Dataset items
▼

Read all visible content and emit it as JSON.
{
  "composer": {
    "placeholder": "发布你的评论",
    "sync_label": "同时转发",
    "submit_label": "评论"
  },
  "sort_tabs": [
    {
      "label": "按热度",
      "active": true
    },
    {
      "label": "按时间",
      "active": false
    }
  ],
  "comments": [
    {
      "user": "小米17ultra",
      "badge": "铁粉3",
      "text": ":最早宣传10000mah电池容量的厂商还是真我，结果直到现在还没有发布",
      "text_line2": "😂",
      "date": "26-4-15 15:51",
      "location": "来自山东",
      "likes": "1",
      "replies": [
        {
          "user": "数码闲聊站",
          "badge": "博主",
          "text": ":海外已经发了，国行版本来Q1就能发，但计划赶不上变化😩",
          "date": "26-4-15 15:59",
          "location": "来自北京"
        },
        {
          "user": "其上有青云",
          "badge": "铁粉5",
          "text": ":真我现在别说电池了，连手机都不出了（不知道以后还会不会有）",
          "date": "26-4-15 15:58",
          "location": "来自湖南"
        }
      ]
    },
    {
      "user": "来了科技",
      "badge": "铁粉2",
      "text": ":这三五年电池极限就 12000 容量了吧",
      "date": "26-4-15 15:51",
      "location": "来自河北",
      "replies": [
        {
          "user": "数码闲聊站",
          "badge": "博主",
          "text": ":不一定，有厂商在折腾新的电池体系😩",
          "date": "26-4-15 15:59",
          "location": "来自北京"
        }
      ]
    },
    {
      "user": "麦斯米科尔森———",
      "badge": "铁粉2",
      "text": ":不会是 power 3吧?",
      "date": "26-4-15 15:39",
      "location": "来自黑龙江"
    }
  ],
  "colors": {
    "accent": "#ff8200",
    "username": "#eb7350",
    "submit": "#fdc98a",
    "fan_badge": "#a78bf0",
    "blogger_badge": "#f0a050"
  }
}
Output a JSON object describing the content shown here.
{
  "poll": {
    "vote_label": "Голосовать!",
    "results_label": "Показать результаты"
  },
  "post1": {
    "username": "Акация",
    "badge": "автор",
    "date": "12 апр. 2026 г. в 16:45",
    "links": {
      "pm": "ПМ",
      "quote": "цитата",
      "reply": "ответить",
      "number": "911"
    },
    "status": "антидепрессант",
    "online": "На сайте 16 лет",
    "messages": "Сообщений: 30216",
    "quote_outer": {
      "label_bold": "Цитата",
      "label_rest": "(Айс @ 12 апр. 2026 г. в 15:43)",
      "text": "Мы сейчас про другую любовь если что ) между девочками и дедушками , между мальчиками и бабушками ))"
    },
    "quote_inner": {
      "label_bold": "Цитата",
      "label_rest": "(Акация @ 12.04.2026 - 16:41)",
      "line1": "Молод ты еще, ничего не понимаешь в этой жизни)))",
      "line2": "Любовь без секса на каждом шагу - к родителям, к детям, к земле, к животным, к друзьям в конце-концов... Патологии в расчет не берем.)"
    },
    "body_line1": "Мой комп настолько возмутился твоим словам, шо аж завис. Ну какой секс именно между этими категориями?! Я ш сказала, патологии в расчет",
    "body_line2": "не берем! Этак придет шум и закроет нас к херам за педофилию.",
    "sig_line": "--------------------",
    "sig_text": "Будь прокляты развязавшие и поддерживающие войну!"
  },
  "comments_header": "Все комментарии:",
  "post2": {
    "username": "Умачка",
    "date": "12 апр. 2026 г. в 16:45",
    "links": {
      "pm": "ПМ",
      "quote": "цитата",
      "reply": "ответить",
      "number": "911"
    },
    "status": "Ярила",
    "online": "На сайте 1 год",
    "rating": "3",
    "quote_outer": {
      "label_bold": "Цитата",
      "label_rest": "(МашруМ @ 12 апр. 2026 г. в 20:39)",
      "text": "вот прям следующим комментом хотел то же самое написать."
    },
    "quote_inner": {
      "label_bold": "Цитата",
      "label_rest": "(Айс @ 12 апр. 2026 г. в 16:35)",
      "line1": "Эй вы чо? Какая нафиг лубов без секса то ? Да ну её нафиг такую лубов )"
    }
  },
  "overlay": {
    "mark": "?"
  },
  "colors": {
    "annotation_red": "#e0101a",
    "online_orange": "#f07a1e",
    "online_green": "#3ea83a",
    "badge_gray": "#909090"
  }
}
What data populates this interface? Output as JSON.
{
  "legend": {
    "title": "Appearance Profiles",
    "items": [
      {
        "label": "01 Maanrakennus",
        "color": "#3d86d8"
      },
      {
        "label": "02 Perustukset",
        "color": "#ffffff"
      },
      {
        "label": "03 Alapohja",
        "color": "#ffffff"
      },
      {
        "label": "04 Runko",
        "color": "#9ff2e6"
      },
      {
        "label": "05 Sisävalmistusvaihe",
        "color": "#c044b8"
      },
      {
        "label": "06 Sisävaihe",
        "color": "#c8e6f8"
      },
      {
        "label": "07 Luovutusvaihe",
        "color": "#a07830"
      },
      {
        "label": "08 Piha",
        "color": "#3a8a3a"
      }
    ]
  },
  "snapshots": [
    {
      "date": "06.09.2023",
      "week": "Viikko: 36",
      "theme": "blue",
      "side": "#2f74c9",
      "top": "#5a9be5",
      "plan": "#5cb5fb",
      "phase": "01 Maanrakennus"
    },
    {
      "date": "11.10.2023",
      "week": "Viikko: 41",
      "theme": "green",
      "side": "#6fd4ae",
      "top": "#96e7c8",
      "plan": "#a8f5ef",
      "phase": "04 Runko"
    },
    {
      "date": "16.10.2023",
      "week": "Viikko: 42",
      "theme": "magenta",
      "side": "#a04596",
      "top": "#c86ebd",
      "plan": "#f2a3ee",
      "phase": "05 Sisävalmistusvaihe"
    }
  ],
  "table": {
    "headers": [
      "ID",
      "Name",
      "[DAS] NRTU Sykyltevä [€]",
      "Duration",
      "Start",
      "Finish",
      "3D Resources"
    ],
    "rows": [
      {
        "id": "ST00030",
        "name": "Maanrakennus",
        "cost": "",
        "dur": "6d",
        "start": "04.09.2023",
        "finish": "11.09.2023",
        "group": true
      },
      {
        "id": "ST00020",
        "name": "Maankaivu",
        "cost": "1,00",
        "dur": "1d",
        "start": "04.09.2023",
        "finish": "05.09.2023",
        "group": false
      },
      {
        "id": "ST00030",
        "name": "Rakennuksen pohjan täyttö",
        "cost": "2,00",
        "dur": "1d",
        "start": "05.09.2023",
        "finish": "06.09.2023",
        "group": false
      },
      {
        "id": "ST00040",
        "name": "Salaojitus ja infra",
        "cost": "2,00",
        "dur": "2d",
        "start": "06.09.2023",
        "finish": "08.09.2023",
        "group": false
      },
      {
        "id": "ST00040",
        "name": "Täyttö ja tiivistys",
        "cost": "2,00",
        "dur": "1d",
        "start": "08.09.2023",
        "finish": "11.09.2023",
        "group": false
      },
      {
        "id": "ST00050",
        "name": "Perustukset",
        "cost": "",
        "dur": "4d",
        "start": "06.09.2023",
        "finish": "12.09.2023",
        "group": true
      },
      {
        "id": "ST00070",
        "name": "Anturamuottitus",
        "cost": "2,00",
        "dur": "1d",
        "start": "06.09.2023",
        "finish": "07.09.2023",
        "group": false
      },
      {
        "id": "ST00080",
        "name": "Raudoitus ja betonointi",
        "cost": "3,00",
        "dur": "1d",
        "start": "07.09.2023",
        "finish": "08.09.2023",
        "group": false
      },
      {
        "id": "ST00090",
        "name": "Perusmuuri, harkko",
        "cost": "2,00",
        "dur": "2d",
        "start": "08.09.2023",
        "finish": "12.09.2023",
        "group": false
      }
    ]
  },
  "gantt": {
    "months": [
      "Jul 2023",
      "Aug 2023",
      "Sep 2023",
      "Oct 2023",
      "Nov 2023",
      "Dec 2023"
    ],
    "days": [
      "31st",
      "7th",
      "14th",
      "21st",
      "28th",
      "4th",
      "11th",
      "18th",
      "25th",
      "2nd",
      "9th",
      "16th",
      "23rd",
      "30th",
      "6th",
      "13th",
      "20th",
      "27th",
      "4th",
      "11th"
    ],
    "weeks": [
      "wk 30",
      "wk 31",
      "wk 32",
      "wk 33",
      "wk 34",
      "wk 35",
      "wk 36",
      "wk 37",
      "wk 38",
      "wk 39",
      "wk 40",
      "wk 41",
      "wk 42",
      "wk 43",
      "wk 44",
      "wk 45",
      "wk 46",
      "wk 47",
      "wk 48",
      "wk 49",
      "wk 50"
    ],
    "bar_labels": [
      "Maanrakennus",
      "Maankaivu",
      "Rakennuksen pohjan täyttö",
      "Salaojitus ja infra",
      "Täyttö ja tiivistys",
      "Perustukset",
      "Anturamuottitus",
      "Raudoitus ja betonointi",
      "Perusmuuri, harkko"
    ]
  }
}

▲

The exercise
Where a line of the material above holds the string "JSON", copy that line.

Response for this exercise
Read all visible content and emit it as JSON.
Output a JSON object describing the content shown here.
What data populates this interface? Output as JSON.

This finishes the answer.